-- BEGIN AVAILABLE DATA --
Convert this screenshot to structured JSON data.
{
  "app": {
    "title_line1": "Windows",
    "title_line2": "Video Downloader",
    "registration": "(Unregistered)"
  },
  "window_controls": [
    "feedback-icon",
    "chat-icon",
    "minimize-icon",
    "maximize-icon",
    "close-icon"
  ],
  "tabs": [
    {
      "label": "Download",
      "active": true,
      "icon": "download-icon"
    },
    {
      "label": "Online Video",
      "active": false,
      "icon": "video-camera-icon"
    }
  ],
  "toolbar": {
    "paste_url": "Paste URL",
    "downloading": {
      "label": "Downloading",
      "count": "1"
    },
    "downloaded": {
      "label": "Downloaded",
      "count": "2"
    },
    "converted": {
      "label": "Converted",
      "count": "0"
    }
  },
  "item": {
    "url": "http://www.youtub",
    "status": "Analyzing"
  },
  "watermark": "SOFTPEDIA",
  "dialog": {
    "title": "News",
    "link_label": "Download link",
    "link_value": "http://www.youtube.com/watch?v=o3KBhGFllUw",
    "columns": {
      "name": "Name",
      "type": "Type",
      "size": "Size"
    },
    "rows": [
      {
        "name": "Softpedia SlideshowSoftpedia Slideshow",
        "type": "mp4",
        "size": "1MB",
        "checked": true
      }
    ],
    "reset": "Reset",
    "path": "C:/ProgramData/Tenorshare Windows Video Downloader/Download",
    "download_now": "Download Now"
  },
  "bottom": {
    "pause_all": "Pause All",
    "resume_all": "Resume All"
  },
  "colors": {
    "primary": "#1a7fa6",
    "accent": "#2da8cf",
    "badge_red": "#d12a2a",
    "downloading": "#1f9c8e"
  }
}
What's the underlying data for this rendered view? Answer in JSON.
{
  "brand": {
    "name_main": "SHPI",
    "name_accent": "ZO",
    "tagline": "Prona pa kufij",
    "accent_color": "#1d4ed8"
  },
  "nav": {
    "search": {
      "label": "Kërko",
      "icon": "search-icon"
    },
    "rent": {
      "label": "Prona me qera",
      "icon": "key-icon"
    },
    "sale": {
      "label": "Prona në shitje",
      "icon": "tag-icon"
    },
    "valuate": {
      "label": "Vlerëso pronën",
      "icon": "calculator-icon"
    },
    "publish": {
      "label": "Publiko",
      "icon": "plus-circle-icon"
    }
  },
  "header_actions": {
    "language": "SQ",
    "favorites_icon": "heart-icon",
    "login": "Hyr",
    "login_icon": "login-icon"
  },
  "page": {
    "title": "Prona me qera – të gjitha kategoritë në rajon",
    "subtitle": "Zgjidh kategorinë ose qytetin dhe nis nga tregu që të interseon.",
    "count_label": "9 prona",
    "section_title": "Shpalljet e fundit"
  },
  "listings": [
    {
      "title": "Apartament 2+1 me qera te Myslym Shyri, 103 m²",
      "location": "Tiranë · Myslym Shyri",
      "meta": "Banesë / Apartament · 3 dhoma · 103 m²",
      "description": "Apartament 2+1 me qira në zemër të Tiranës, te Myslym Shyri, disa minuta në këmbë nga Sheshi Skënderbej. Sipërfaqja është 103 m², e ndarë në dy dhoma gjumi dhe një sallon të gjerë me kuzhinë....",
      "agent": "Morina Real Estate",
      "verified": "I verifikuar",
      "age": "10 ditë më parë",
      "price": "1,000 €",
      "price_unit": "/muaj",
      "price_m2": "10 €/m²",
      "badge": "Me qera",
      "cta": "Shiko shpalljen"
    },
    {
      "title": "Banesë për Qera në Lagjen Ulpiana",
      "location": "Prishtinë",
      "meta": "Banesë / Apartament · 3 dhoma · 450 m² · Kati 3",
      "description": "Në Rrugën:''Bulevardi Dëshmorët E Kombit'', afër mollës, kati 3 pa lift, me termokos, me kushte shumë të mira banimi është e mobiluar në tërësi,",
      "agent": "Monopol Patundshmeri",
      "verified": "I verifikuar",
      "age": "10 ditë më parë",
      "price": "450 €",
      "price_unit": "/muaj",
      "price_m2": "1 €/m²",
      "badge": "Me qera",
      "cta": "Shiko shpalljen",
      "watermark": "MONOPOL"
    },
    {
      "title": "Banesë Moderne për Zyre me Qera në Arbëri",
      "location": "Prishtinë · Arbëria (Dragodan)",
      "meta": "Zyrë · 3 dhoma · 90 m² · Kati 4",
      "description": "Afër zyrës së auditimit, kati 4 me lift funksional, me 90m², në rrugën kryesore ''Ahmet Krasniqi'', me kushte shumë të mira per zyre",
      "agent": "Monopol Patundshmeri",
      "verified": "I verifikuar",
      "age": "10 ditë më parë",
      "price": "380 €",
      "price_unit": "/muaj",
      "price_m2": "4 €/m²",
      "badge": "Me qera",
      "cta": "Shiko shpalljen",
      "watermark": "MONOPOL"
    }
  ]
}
-- END AVAILABLE DATA --
PROBLEM DETAILS
Pick each line holding the word "Shyri" out of the data and copy it.

RESPONSE BELOW
      "title": "Apartament 2+1 me qera te Myslym Shyri, 103 m²",
      "location": "Tiranë · Myslym Shyri",
      "description": "Apartament 2+1 me qira në zemër të Tiranës, te Myslym Shyri, disa minuta në këmbë nga Sheshi Skënderbej. Sipërfaqja është 103 m², e ndarë në dy dhoma gjumi dhe një sallon të gjerë me kuzhinë....",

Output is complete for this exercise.